*Excerpt provided*:

┏━━

Jason Anderson, the founder of Quire, a strategic-advisory firm, was hired to advise Refinery29 on video. "They wanted to do something that felt like Condé Nast TV — shows around personality and lifestyle that would resonate with the Refinery29 woman," Anderson said. "Once you stop scaling, and you're under 50 million uniques, you have to figure out other things, like 29Rooms, and, 'How do we get the audience to touch us in different ways?'"
Video became only 7% of revenue
Newer investors who were from the media and ad world believed video was worth the bet and pushed ahead, over the hesitation of earlier investors on the board who were antsy to see a return and could see digital-media companies like Mashable and Mic starting to hit a wall.
Anderson said Refinery29 leadership seemed distracted, though, and things didn't go according to plan. Other digital-media companies saw 15% of revenue from long-form video as a benchmark to strive for; by 2018, video was only 7% of Refinery29's revenue. Refinery was still largely ad-dependent, with 70% of revenue coming from advertising, down from 100% in 2016.
Refinery made headlines with its events, but the margins on that kind of business are slim. Refinery29 didn't try selling subscriptions, another way digital-media companies are trying to diversify revenue streams — some more successfully than others.
People close to the company said Refinery29 also lost a big ally when Levy and Turner CEO John Martin left Turner after its parent company, Warner, was acquired in mid-2018 by AT&T. The Turner investment was not just financial; the two companies were supposed to work together on content creation and development, as well as ad sales. In an ideal situation, Turner would've provided distribution for Refinery29 shows, and vice versa.
"Long-form linear video never became a huge part of Refinery's revenue," Anderson said. "The hard, grind-it-out execution didn't happen. This was one of the biggest opportunities the company had, and it just felt like there was so much going on."
Other signs of trouble were mounting. The company went through a fourth round of layoffs in fall 2018. Several senior sales executives, including Kate Hyatt and Ashley Miles, left this year. Employees noticed little things, like the quality of snacks seeming to diminish, and Refinery29 sat out this year's NewFronts, an annual digital-video-sales showcase put on for advertisers.

┗━━

*Given entries*:
┏━━

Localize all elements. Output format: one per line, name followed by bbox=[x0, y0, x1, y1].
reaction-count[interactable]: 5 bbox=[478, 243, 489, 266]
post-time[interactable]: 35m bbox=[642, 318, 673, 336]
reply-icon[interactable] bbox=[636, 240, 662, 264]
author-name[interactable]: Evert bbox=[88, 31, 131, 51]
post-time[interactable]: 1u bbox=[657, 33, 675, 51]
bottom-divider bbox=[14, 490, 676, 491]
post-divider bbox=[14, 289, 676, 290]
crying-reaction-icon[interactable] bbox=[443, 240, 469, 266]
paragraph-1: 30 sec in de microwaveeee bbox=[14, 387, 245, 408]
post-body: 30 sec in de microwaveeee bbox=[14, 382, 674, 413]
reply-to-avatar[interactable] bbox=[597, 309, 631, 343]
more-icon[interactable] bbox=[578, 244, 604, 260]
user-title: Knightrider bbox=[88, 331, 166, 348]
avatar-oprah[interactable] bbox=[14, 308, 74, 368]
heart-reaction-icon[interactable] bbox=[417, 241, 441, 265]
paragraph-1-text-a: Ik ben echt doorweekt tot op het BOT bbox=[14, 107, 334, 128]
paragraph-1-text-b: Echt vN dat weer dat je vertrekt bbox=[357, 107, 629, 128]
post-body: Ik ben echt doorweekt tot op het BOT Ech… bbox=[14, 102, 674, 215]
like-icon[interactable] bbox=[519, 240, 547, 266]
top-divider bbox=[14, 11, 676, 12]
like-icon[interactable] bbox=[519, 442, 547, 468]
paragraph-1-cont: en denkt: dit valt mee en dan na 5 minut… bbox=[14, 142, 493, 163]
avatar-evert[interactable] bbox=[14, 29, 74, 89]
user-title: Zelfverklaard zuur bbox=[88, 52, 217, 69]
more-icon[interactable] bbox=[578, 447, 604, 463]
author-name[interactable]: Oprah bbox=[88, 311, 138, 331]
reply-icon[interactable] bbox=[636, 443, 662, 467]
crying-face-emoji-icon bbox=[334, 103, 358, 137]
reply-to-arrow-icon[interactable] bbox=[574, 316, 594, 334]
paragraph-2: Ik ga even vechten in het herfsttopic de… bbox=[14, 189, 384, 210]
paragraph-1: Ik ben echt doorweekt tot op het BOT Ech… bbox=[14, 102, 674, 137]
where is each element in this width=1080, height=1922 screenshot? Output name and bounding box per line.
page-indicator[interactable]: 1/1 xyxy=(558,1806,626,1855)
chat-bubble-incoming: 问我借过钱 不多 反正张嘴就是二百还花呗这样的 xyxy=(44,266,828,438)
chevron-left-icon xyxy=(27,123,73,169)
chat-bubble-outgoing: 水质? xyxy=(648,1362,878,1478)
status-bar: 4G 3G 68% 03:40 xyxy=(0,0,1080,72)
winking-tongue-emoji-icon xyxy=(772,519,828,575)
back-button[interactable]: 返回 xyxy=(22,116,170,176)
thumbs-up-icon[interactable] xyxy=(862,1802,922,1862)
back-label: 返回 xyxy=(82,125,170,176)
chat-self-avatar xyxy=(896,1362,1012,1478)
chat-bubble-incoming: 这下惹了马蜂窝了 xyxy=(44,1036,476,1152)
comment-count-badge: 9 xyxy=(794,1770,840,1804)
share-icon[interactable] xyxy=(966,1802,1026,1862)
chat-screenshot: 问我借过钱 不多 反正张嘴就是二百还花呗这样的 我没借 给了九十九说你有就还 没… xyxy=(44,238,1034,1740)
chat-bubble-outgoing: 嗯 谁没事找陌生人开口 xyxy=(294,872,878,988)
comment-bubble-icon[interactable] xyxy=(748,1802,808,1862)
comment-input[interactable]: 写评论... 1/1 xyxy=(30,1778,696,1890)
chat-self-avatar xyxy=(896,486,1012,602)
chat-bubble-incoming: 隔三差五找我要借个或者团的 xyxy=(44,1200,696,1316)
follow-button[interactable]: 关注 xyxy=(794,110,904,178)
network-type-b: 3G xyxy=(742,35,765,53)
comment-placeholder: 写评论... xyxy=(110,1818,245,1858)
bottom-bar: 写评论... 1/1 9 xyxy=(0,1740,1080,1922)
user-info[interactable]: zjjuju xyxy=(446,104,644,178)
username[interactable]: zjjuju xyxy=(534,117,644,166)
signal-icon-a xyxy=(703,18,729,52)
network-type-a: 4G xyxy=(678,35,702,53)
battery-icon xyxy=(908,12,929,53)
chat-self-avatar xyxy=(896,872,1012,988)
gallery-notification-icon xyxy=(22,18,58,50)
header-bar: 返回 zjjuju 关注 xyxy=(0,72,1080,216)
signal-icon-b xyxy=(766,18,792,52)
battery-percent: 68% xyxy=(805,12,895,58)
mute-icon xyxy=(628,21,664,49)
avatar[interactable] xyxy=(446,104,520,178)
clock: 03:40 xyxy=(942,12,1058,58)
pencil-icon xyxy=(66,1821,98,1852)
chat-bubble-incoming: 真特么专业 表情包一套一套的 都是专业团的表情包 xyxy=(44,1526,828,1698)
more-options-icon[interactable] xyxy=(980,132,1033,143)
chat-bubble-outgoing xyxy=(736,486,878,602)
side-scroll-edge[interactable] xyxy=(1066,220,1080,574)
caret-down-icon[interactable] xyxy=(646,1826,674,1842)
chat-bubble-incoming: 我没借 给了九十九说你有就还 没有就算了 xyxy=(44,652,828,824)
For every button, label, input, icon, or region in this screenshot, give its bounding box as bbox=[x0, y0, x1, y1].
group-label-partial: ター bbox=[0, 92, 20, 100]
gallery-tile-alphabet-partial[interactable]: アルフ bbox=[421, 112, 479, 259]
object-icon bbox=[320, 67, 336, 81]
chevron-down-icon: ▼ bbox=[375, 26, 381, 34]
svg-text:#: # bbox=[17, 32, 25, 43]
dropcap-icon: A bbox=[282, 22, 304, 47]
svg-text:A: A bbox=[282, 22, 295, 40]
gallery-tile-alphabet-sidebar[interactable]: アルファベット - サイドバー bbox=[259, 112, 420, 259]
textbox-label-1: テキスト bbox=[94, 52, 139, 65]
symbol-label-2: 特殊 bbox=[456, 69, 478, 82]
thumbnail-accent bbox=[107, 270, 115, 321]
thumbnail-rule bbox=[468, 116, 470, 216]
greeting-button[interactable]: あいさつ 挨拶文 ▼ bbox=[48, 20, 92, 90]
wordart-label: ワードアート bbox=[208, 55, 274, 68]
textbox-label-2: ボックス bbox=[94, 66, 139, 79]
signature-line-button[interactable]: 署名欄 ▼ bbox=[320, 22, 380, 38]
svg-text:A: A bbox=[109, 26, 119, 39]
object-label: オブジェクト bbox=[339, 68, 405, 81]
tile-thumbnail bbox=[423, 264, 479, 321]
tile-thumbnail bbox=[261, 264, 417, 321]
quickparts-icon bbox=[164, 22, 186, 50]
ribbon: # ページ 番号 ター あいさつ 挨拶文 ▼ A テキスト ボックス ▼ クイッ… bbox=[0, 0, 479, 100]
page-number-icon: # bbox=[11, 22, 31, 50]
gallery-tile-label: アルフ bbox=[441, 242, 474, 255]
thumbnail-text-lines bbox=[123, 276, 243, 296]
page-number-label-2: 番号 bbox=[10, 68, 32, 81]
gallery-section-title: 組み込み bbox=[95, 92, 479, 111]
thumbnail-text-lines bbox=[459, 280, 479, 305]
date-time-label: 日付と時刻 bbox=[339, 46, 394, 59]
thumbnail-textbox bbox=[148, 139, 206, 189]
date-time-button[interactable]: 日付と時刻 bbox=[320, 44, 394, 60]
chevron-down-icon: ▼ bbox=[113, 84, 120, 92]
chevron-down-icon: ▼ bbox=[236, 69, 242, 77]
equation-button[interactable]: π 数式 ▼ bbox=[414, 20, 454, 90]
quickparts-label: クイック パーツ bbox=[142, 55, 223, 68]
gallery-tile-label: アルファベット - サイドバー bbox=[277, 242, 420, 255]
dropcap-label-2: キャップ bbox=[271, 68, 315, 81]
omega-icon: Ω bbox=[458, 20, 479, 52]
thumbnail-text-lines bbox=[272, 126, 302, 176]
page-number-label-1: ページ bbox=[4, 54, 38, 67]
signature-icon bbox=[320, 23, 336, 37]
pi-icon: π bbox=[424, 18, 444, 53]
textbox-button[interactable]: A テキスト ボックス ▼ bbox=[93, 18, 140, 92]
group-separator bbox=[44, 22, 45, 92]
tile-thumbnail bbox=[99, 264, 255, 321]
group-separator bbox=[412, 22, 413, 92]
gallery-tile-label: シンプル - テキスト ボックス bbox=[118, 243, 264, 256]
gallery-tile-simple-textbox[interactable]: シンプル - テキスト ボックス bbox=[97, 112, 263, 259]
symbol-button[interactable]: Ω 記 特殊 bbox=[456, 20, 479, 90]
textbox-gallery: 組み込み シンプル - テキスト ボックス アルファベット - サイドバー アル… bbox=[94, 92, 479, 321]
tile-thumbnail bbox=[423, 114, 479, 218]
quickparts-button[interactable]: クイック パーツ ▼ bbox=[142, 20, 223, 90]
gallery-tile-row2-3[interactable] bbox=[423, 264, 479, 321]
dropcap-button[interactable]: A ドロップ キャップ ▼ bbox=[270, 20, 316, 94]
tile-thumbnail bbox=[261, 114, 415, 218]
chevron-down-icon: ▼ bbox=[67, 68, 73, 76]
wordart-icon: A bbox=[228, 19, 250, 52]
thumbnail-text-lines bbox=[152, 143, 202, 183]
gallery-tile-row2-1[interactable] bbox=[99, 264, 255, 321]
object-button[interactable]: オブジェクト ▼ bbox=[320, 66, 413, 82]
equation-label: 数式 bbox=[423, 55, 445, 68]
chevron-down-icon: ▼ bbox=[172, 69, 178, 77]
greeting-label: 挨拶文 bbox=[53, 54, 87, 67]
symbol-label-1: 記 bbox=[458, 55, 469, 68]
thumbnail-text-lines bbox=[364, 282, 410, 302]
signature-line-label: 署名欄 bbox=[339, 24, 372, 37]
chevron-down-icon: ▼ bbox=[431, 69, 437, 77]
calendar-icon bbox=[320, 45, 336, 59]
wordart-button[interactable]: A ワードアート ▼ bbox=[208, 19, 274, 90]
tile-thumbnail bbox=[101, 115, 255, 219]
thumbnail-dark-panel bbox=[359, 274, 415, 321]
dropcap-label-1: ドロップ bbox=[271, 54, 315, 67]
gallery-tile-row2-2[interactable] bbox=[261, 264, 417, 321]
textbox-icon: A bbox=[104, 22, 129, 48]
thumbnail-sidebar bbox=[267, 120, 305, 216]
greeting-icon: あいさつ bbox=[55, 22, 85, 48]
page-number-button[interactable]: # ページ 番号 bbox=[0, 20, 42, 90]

┗━━

*Action item*:
Continue the piece about Refinery29's struggles with video, starting right after its last sentence. The data come from a different source than the text.

*Result*:
Secret meetings stirred speculation
There were news reports over the summer that Refinery29 was in talks to sell to its fellow digital-media company Group Nine, then Vice, and leadership met in conference rooms with papers tacked up to cover the glass doors. Still, leadership was tight lipped. Employees felt tense.
On Wednesday, the founders gathered staff to discuss the long-awaited Vice deal. The official line was optimistic: The company was excited to benefit from Vice's resources, and the deal would ensure the brand's continuation. Barberich appeared emotional in a meeting with the whole editorial staff. There were many questions about whether there would be layoffs and how much help Vice would really provide.
"I hope it means the company has a future," one attendee said.
That will depend on whether Vice and Refinery's combination offsets the consolidation of digital advertising. Advertisers are spending more of their dollars with fewer companies and favoring ad platforms that can ensure accountability and results, especially with a potential economic downturn coming, Doug Rozen, the chief media officer at the digital agency 360i,.
"To me, this is further evidence that a quick activation, no matter how cool, is just not sustainable," he said. "Sure it can drive headlines, but the question is: Can it drive enduring sales? I suspect brands will be shifting away these type of activations for greater accountability, especially with a potential economic downturn looming."